■ **TASK DETAILS**
Restate, word for word, all of the material shown below.

■ **EXCERPTED RECORDS**
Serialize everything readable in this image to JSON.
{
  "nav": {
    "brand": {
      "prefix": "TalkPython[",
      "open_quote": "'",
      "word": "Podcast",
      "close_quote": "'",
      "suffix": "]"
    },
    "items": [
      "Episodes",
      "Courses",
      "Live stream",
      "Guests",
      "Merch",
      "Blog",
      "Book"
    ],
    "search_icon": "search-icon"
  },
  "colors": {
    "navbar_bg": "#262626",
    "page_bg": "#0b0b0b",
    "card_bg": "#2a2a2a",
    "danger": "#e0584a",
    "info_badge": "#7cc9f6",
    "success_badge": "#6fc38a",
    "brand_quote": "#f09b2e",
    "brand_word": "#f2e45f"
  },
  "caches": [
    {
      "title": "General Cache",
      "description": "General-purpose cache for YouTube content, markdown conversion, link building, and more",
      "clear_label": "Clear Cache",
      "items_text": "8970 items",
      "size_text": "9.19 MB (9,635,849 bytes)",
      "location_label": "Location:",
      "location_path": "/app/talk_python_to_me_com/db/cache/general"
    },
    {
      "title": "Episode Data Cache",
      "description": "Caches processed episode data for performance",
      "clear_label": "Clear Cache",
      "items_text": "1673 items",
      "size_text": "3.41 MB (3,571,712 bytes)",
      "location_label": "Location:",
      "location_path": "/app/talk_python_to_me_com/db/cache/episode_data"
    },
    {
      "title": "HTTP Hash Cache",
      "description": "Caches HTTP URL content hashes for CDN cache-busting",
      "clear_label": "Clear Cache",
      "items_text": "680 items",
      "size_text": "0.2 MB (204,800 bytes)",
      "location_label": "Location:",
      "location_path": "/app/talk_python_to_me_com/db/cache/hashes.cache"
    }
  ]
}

■ **WRITTEN RESPONSE**
Serialize everything readable in this image to JSON.
{
  "nav": {
    "brand": {
      "prefix": "TalkPython[",
      "open_quote": "'",
      "word": "Podcast",
      "close_quote": "'",
      "suffix": "]"
    },
    "items": [
      "Episodes",
      "Courses",
      "Live stream",
      "Guests",
      "Merch",
      "Blog",
      "Book"
    ],
    "search_icon": "search-icon"
  },
  "colors": {
    "navbar_bg": "#262626",
    "page_bg": "#0b0b0b",
    "card_bg": "#2a2a2a",
    "danger": "#e0584a",
    "info_badge": "#7cc9f6",
    "success_badge": "#6fc38a",
    "brand_quote": "#f09b2e",
    "brand_word": "#f2e45f"
  },
  "caches": [
    {
      "title": "General Cache",
      "description": "General-purpose cache for YouTube content, markdown conversion, link building, and more",
      "clear_label": "Clear Cache",
      "items_text": "8970 items",
      "size_text": "9.19 MB (9,635,849 bytes)",
      "location_label": "Location:",
      "location_path": "/app/talk_python_to_me_com/db/cache/general"
    },
    {
      "title": "Episode Data Cache",
      "description": "Caches processed episode data for performance",
      "clear_label": "Clear Cache",
      "items_text": "1673 items",
      "size_text": "3.41 MB (3,571,712 bytes)",
      "location_label": "Location:",
      "location_path": "/app/talk_python_to_me_com/db/cache/episode_data"
    },
    {
      "title": "HTTP Hash Cache",
      "description": "Caches HTTP URL content hashes for CDN cache-busting",
      "clear_label": "Clear Cache",
      "items_text": "680 items",
      "size_text": "0.2 MB (204,800 bytes)",
      "location_label": "Location:",
      "location_path": "/app/talk_python_to_me_com/db/cache/hashes.cache"
    }
  ]
}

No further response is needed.